Exercise – Copy every line from the records below that holds the word "下列叙述错误的是".

Stored records –
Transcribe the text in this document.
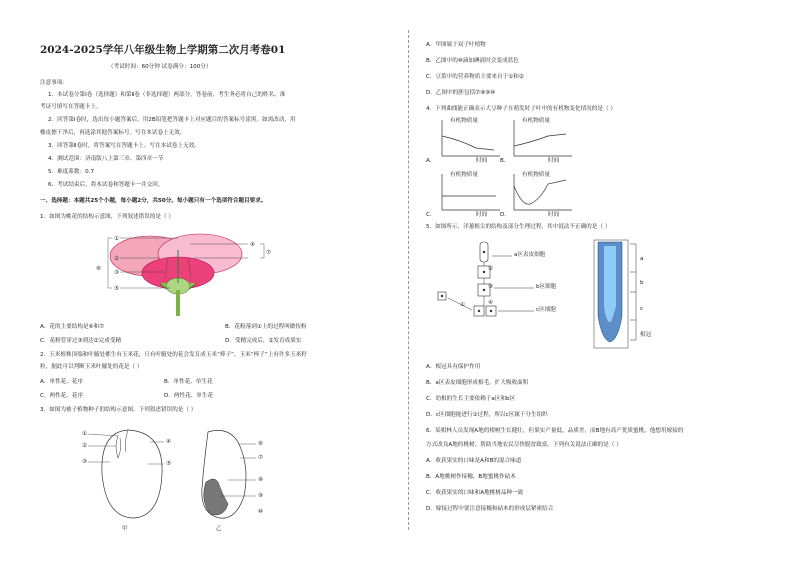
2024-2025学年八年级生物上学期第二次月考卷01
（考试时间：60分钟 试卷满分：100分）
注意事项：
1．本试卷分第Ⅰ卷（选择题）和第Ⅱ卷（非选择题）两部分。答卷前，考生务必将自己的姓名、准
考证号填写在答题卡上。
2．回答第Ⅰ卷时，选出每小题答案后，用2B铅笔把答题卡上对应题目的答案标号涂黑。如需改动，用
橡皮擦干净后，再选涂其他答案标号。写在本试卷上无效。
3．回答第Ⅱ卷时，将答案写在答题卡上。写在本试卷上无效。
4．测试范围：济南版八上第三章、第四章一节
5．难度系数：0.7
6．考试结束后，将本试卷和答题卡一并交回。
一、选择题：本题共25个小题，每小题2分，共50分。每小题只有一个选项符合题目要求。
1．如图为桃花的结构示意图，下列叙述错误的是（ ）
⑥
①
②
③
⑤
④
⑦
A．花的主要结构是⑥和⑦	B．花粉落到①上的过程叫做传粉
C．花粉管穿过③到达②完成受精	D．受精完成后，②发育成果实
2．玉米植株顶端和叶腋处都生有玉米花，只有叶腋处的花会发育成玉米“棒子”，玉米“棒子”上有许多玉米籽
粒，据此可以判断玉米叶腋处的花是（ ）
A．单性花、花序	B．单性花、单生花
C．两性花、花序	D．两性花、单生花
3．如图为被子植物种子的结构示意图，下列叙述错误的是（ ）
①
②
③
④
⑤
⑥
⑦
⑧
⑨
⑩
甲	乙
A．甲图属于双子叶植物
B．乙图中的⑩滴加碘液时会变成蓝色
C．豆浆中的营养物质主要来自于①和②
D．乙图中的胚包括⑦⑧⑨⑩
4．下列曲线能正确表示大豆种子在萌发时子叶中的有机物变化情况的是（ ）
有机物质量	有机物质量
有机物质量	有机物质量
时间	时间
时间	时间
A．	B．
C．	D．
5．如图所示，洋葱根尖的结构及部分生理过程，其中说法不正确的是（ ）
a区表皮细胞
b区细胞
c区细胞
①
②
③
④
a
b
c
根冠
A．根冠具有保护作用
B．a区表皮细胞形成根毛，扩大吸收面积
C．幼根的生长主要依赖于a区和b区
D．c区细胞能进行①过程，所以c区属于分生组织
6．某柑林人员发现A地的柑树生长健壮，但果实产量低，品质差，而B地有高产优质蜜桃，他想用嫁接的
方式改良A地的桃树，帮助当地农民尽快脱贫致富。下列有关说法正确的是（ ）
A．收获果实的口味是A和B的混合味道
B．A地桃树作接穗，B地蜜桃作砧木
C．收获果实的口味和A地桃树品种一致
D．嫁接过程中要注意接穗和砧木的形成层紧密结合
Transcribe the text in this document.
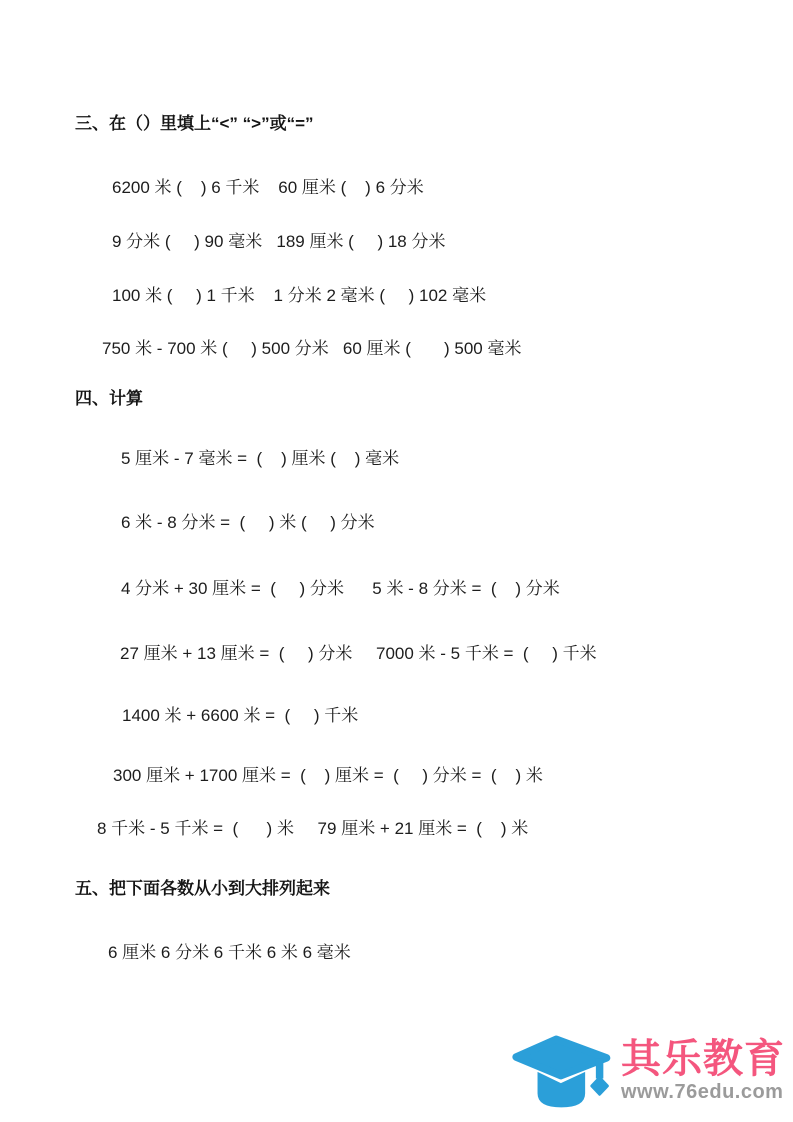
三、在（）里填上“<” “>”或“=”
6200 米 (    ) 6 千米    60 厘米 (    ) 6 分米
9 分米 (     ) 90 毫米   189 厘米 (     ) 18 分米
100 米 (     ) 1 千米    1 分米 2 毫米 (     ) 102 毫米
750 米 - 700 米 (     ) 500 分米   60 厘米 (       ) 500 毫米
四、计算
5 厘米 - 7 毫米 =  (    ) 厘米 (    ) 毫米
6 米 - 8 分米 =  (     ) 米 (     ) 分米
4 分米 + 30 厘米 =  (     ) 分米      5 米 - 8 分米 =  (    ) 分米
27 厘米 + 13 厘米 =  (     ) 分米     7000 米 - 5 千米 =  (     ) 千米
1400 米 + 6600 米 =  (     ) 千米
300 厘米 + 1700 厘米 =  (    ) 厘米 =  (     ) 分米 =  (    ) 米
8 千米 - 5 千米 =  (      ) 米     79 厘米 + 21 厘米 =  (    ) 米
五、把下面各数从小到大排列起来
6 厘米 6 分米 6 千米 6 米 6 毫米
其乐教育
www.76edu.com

Worked solution –
1．如图为桃花的结构示意图，下列叙述错误的是（ ）
3．如图为被子植物种子的结构示意图，下列叙述错误的是（ ）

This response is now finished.